== Objective ==
Read through the records below and copy each line that uses the word "active".

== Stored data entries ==
+-------+
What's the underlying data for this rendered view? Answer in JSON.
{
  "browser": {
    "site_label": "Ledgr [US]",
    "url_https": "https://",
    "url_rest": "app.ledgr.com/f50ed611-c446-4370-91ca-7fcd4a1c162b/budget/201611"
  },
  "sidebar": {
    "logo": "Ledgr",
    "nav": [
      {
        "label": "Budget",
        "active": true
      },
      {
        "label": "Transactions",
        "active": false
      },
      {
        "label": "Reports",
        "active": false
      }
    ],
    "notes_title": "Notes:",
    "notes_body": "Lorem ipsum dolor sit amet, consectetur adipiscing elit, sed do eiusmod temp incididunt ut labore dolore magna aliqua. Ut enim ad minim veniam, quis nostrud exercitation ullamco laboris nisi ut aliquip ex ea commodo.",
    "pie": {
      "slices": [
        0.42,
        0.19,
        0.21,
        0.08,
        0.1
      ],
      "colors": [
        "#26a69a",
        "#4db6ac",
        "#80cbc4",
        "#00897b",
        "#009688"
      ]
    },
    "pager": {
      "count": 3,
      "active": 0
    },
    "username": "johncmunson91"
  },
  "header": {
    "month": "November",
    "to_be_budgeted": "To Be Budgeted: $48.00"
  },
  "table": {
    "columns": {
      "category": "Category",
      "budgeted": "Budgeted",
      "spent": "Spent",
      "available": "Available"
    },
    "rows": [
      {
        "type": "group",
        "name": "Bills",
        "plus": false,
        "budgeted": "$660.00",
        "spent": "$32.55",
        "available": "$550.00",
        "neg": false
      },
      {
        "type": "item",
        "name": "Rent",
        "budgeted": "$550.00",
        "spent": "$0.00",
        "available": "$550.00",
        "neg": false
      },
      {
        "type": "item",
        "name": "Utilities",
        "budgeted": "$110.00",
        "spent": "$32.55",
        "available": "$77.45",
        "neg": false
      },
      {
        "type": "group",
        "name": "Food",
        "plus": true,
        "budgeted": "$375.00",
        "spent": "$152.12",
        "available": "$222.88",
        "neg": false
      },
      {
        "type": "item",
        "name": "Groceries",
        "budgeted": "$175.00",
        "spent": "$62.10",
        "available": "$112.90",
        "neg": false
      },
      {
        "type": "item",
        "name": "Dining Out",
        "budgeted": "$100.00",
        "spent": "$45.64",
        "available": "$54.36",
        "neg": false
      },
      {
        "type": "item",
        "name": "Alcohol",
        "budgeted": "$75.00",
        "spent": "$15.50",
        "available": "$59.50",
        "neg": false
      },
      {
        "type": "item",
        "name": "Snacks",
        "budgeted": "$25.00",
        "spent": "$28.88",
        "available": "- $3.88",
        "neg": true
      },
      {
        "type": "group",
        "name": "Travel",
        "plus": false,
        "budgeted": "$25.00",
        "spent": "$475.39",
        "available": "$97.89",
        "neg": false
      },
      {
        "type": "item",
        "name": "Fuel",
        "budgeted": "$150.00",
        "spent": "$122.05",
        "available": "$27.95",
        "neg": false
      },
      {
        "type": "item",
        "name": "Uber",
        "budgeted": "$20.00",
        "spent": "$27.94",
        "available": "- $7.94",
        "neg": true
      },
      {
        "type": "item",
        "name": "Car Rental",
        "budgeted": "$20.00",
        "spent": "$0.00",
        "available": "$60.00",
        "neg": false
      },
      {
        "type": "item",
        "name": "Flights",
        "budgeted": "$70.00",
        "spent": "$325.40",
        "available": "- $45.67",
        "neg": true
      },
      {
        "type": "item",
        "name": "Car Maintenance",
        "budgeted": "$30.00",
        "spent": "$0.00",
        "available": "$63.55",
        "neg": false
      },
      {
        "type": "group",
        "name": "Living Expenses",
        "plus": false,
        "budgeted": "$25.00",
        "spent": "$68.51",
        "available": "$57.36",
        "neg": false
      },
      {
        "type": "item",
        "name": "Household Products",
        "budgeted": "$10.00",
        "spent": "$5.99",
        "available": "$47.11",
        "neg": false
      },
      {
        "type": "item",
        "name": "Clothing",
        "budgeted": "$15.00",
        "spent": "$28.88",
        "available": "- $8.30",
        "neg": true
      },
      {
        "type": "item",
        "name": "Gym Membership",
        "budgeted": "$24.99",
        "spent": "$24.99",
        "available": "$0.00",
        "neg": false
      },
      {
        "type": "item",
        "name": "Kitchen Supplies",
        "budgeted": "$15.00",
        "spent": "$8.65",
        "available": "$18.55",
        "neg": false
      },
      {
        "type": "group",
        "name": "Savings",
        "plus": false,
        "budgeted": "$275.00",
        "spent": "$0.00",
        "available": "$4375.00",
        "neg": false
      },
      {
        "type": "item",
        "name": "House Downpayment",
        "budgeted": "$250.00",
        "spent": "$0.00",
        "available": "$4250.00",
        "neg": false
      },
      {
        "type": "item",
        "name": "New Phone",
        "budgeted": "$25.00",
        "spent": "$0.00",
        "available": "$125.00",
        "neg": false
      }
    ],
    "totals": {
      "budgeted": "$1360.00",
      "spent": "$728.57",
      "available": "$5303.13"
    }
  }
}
+-------+
== Reply to the task ==
        "active": true
        "active": false
        "active": false
      "active": 0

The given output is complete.